• Written exercise
Copy out each line containing "JSON" from the entries below.

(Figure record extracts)
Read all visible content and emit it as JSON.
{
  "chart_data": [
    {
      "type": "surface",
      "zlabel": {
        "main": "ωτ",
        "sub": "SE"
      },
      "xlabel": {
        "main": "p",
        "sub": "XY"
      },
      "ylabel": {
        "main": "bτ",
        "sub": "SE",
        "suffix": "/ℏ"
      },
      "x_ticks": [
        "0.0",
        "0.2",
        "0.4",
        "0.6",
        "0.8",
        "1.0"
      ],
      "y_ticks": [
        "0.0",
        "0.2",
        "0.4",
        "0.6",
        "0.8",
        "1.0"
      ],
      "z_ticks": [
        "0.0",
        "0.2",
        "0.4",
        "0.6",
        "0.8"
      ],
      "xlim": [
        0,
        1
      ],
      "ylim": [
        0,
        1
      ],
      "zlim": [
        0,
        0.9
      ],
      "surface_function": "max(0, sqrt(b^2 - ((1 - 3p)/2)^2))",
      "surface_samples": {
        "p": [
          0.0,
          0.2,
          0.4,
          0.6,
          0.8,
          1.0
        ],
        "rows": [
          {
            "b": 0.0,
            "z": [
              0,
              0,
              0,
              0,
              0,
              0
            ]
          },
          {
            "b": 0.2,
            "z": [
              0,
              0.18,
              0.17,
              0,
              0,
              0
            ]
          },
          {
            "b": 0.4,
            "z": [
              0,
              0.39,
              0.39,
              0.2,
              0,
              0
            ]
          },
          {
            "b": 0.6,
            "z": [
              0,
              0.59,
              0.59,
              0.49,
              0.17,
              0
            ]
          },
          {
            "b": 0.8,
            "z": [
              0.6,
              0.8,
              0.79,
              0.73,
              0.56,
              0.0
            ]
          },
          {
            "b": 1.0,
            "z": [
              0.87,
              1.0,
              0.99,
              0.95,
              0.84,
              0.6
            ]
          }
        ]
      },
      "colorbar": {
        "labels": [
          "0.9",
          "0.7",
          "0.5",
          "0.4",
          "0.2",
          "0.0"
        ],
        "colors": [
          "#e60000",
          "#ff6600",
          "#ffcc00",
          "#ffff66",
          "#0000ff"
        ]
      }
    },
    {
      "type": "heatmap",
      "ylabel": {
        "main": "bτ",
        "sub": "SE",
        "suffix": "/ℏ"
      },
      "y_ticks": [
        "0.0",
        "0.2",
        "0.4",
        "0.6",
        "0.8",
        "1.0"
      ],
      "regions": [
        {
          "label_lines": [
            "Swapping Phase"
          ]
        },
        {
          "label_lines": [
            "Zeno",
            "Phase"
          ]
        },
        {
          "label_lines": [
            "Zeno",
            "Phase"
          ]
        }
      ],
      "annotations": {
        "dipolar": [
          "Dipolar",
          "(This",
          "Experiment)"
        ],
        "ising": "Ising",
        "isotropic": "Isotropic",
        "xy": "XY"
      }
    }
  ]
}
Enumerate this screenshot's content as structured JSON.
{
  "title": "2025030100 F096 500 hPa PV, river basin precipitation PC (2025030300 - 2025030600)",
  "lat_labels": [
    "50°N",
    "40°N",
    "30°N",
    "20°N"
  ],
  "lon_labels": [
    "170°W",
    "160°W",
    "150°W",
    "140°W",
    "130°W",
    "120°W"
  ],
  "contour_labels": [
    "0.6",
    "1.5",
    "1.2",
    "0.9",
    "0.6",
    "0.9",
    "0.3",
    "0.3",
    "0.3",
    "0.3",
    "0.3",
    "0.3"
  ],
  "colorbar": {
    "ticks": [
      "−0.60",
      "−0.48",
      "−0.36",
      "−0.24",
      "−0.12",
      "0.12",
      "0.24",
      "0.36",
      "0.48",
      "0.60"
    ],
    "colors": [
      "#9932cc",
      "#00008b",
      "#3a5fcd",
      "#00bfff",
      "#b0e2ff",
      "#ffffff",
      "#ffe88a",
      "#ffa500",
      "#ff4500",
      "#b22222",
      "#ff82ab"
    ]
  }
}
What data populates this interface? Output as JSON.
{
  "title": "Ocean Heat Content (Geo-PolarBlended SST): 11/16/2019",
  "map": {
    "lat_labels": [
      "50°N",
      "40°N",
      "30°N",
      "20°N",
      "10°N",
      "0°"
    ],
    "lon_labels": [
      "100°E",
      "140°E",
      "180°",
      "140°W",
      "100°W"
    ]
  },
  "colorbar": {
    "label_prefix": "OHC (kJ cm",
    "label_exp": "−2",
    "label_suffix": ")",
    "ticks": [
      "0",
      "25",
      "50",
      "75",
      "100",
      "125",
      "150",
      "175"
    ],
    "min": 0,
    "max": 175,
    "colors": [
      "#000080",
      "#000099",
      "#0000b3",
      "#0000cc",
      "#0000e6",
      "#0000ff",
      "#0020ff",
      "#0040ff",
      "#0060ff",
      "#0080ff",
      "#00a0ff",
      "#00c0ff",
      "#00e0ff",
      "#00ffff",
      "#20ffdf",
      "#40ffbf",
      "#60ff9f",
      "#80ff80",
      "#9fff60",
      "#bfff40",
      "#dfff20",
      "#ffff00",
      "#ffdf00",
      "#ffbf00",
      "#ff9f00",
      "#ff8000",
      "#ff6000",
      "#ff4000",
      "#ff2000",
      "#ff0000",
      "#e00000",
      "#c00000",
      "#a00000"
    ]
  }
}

• Written answer
Read all visible content and emit it as JSON.
Enumerate this screenshot's content as structured JSON.
What data populates this interface? Output as JSON.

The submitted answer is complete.